Each line that holds the word "назначения" counts once. Give the total number of such lines and nothing else.

=== GIVEN DATA ===

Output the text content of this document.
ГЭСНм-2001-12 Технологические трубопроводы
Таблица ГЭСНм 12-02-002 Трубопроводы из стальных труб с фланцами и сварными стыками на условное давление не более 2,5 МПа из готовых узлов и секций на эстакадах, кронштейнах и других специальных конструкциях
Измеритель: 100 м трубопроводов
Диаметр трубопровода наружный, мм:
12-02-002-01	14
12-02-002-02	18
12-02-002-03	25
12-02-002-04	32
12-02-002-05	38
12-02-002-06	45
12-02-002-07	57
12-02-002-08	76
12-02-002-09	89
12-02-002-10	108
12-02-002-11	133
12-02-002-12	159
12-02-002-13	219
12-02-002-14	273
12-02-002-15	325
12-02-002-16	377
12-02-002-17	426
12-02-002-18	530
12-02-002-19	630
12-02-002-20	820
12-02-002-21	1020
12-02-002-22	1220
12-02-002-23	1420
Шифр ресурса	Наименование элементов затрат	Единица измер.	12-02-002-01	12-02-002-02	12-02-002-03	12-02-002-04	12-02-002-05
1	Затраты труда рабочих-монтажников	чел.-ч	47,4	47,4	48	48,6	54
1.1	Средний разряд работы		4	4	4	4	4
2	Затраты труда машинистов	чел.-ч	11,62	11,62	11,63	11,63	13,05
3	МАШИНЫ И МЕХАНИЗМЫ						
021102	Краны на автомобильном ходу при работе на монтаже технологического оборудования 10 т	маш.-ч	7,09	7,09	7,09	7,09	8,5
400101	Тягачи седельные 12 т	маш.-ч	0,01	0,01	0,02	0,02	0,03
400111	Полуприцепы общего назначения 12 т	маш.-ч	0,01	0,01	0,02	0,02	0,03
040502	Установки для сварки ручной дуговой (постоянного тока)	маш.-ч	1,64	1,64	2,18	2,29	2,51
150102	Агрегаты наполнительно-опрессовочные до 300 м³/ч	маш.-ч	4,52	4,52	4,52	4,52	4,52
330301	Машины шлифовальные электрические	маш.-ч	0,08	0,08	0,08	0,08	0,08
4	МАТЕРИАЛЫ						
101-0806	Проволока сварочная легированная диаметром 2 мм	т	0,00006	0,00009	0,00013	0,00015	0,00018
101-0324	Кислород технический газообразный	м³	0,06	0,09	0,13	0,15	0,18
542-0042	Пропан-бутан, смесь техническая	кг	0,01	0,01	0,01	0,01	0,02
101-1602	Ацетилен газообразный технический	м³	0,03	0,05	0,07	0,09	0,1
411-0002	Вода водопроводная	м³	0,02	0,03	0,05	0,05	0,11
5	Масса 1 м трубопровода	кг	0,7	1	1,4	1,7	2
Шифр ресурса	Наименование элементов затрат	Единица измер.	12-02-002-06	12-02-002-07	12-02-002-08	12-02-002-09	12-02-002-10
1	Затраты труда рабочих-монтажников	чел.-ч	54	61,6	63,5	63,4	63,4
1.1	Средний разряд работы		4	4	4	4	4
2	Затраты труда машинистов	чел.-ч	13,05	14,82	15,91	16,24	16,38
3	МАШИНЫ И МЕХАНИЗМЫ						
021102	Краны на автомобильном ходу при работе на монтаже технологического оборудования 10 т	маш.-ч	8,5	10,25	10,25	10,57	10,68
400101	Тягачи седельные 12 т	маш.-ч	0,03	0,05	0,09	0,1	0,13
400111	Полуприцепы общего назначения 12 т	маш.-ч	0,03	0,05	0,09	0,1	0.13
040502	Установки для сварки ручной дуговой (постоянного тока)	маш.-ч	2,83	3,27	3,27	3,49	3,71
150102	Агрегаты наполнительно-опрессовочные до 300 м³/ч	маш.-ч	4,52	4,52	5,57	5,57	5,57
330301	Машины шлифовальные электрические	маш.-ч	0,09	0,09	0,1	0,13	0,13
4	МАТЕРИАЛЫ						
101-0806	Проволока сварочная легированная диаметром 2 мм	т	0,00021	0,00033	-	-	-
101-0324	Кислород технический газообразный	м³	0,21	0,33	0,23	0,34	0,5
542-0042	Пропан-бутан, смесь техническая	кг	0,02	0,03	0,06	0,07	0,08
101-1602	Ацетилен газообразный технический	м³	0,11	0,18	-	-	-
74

===

→ **SOLUTION FOR THIS PROBLEM**:
2